Vorgelegter Text:
* * * * * * * * *
Die Gabert Rebstock Software GmbH versorgt Brauereien, Brunnen, Safthersteller, Keltereien und Getränkefachhändler mit modernen und innovativen Branchenprodukten. Nachverfolgbarkeit, Einkauf und Verkauf stehen zusammen mit den logistischen Prozessen im Fokus der Applikationen.

GRS legt im speziellen Add-on-Bereich größten Wert auf qualifizierte und erfahrene Partner, die in Ergänzung zu den eigenen Branchenlösungen die individuellen Anforderungen der Anwender erfüllen. Hierfür stellt die GRS-Warenwirtschaft diverse Schnittstellen für die jeweils kundenspezifischen Bedürfnisse zur Verfügung.

Relevante Schnittstellen für den EDI-Datenaustausch mit dem GRS ERP(im ASCII-Format)
* * * * * * * * *
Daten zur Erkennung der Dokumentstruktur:
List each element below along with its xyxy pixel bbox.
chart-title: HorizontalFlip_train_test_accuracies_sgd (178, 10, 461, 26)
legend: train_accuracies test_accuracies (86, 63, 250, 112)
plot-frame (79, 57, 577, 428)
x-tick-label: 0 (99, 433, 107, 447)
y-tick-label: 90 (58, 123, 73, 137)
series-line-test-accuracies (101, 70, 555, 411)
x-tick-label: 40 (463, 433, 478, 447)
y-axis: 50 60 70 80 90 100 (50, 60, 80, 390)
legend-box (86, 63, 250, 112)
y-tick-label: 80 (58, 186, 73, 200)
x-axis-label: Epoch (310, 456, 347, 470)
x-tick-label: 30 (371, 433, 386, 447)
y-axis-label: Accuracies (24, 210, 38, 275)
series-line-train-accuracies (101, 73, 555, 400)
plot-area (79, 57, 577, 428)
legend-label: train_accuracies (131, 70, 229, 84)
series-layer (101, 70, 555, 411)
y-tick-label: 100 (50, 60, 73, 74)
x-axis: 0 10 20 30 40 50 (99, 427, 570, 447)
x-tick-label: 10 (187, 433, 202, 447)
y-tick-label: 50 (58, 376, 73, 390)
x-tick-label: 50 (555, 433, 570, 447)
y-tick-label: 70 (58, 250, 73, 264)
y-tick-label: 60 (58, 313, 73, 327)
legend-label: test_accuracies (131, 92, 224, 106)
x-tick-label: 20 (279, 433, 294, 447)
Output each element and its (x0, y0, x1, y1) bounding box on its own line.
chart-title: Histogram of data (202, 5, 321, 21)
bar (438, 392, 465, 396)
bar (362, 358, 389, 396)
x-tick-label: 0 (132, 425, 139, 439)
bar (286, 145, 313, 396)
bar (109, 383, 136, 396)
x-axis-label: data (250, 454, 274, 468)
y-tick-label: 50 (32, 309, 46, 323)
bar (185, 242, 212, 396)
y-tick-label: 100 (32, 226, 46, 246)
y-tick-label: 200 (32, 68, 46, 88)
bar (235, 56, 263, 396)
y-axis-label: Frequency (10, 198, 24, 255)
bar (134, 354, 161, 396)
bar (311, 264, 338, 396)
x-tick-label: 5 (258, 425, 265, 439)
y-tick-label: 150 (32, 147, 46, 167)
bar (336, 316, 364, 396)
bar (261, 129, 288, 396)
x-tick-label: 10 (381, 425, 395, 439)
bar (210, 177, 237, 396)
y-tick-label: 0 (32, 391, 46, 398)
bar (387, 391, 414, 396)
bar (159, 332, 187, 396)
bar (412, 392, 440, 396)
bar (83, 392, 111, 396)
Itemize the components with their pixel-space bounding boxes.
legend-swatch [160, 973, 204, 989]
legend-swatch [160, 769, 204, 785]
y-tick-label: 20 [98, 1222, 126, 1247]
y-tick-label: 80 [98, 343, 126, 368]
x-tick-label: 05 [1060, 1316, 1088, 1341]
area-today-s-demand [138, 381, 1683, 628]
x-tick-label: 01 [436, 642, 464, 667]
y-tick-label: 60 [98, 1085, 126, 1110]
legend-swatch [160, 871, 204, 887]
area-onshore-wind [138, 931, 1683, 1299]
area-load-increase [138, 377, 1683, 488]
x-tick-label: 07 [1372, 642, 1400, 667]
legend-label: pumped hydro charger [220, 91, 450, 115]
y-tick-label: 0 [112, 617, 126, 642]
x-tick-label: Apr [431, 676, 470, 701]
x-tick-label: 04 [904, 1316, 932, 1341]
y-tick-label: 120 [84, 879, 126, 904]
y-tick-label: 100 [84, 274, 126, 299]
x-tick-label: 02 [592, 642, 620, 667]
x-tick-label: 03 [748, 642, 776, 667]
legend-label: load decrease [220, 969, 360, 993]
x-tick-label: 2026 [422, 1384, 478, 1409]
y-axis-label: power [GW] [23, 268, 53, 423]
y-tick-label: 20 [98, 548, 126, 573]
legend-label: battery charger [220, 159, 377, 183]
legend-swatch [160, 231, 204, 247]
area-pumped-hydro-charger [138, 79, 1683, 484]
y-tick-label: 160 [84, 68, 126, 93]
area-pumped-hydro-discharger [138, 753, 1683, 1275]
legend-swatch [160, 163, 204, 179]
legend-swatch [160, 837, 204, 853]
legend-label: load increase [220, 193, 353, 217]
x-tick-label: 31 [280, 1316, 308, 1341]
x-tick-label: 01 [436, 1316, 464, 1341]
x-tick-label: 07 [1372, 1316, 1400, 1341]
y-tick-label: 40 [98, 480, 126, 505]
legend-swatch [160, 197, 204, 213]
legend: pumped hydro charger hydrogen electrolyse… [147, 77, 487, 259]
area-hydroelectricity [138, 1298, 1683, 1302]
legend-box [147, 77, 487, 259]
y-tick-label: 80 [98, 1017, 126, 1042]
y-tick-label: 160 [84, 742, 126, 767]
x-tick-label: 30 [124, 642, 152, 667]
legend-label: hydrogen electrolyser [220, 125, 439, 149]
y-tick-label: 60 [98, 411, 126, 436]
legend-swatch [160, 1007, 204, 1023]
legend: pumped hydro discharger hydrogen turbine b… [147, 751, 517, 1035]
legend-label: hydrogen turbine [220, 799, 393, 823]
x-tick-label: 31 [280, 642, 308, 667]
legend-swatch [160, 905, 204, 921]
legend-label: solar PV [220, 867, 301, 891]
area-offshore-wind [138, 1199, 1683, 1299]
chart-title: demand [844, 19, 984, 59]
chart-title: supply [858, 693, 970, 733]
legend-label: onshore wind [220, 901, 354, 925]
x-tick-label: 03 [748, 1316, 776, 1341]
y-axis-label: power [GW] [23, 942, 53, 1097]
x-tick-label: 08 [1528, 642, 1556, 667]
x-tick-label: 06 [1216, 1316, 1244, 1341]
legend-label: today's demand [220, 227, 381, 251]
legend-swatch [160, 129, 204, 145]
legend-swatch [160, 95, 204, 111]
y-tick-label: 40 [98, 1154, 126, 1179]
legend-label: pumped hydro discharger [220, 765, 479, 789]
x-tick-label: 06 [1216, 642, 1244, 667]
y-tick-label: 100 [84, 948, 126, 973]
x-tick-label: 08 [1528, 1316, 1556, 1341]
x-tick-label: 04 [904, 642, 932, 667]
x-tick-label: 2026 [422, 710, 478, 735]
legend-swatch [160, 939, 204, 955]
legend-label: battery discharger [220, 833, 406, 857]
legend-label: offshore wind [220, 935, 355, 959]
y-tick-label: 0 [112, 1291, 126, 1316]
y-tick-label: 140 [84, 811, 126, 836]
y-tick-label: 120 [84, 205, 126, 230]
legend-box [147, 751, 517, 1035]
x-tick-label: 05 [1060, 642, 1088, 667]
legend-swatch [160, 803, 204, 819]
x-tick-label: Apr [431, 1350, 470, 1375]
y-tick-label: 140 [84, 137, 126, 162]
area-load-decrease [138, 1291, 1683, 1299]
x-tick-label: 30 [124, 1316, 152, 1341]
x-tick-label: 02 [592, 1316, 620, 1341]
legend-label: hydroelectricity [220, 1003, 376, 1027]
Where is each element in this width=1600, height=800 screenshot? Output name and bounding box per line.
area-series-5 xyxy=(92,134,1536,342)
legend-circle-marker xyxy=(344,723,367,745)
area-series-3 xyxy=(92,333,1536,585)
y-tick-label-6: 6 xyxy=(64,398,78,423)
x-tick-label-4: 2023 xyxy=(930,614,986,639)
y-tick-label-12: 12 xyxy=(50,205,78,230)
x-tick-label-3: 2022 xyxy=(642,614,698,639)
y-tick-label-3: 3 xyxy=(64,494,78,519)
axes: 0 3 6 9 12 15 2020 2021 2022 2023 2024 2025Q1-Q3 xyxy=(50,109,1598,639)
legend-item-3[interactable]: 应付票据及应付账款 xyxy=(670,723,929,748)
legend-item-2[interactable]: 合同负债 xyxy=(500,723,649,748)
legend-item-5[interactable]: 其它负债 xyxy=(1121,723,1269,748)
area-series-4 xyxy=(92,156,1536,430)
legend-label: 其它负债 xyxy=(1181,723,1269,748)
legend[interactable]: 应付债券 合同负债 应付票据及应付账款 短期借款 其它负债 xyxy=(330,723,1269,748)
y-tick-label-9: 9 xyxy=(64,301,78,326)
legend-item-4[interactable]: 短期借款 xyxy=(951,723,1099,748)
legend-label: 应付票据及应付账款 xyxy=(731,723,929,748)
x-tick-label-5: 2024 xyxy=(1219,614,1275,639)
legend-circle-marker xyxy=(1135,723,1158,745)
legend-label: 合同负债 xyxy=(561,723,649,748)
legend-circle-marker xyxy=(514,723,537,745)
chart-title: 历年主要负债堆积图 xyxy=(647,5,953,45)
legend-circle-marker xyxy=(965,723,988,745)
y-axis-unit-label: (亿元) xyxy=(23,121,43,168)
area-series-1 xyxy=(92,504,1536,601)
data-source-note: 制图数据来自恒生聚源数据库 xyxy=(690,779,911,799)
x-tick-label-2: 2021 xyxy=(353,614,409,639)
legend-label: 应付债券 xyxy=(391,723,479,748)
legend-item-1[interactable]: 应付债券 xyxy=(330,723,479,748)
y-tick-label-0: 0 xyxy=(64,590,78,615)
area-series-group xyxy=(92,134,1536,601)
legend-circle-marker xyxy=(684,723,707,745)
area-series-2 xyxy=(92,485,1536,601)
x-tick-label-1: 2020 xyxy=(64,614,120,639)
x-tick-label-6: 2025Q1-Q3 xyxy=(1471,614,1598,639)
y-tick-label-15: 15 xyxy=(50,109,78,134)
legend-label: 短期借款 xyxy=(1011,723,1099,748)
* * * * * * * * *
Aufgabenstellung: Gib den Absatz des vorgelegten Textes, der mit „GRS legt im speziellen“ beginnt, als knappe Stichpunktliste wieder. Die Zeilen sind eigenständiges Material, getrennt vom Text.

Ergebnis:
- GRS legt im Add-on-Bereich größten Wert auf qualifizierte, erfahrene Partner.
- Diese Partner erfüllen ergänzend zu den eigenen Branchenlösungen die individuellen Anforderungen der Anwender.
- Dafür stellt die GRS-Warenwirtschaft diverse Schnittstellen für kundenspezifische Bedürfnisse bereit.